**WRITTEN INSTRUCTION**
Write out the entries below once more, exactly.

**RECORDED DATA**
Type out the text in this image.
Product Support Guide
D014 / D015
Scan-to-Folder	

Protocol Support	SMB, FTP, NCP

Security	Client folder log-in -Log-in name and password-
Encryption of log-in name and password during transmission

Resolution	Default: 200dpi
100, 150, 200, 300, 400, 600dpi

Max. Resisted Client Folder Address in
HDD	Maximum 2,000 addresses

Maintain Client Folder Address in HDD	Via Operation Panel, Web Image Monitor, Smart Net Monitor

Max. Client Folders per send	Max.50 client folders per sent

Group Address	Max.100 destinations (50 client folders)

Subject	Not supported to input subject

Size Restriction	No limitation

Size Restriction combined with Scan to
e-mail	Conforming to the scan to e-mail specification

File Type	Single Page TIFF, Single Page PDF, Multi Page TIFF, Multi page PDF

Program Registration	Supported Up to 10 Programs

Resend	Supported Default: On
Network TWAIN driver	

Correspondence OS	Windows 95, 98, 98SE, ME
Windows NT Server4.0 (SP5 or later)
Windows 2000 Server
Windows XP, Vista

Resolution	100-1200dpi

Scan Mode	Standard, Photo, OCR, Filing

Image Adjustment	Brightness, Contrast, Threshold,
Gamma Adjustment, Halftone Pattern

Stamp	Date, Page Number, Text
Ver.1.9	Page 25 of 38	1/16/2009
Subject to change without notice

**OUTPUT FOR THIS EXERCISE**
Type out the text in this image.
Product Support Guide
D014 / D015
Scan-to-Folder	

Protocol Support	SMB, FTP, NCP

Security	Client folder log-in -Log-in name and password-
Encryption of log-in name and password during transmission

Resolution	Default: 200dpi
100, 150, 200, 300, 400, 600dpi

Max. Resisted Client Folder Address in
HDD	Maximum 2,000 addresses

Maintain Client Folder Address in HDD	Via Operation Panel, Web Image Monitor, Smart Net Monitor

Max. Client Folders per send	Max.50 client folders per sent

Group Address	Max.100 destinations (50 client folders)

Subject	Not supported to input subject

Size Restriction	No limitation

Size Restriction combined with Scan to
e-mail	Conforming to the scan to e-mail specification

File Type	Single Page TIFF, Single Page PDF, Multi Page TIFF, Multi page PDF

Program Registration	Supported Up to 10 Programs

Resend	Supported Default: On
Network TWAIN driver	

Correspondence OS	Windows 95, 98, 98SE, ME
Windows NT Server4.0 (SP5 or later)
Windows 2000 Server
Windows XP, Vista

Resolution	100-1200dpi

Scan Mode	Standard, Photo, OCR, Filing

Image Adjustment	Brightness, Contrast, Threshold,
Gamma Adjustment, Halftone Pattern

Stamp	Date, Page Number, Text
Ver.1.9	Page 25 of 38	1/16/2009
Subject to change without notice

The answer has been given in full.